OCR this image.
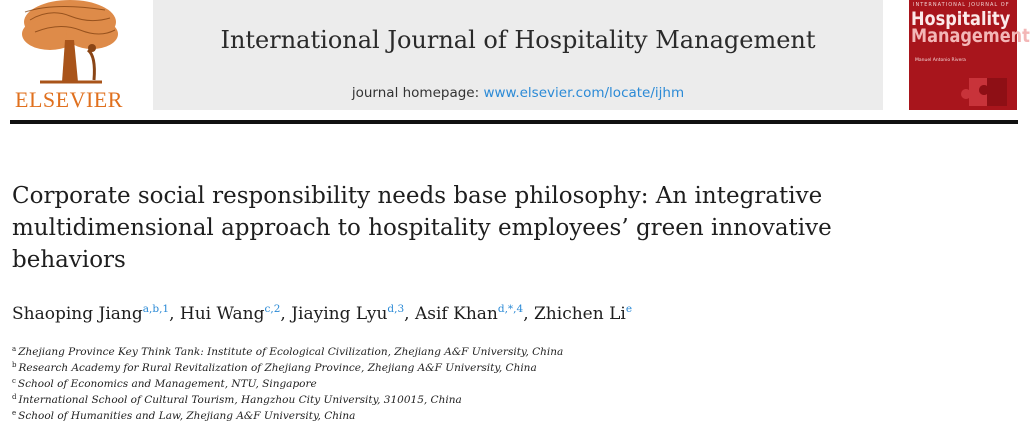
ELSEVIER
International Journal of Hospitality Management
journal homepage: www.elsevier.com/locate/ijhm
INTERNATIONAL JOURNAL OF
Hospitality
Management
Manuel Antonio Rivera
Corporate social responsibility needs base philosophy: An integrative multidimensional approach to hospitality employees’ green innovative behaviors
Shaoping Jiang$^{a,b,1}$, Hui Wang$^{c,2}$, Jiaying Lyu$^{d,3}$, Asif Khan$^{d,*,4}$, Zhichen Li$^e$
$^a$ Zhejiang Province Key Think Tank: Institute of Ecological Civilization, Zhejiang A&F University, China
$^b$ Research Academy for Rural Revitalization of Zhejiang Province, Zhejiang A&F University, China
$^c$ School of Economics and Management, NTU, Singapore
$^d$ International School of Cultural Tourism, Hangzhou City University, 310015, China
$^e$ School of Humanities and Law, Zhejiang A&F University, China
======
• Do this
Identify and copy lines that hold the string "Zhejiang".

• Finished exercise
$^a$ Zhejiang Province Key Think Tank: Institute of Ecological Civilization, Zhejiang A&F University, China
$^b$ Research Academy for Rural Revitalization of Zhejiang Province, Zhejiang A&F University, China
$^e$ School of Humanities and Law, Zhejiang A&F University, China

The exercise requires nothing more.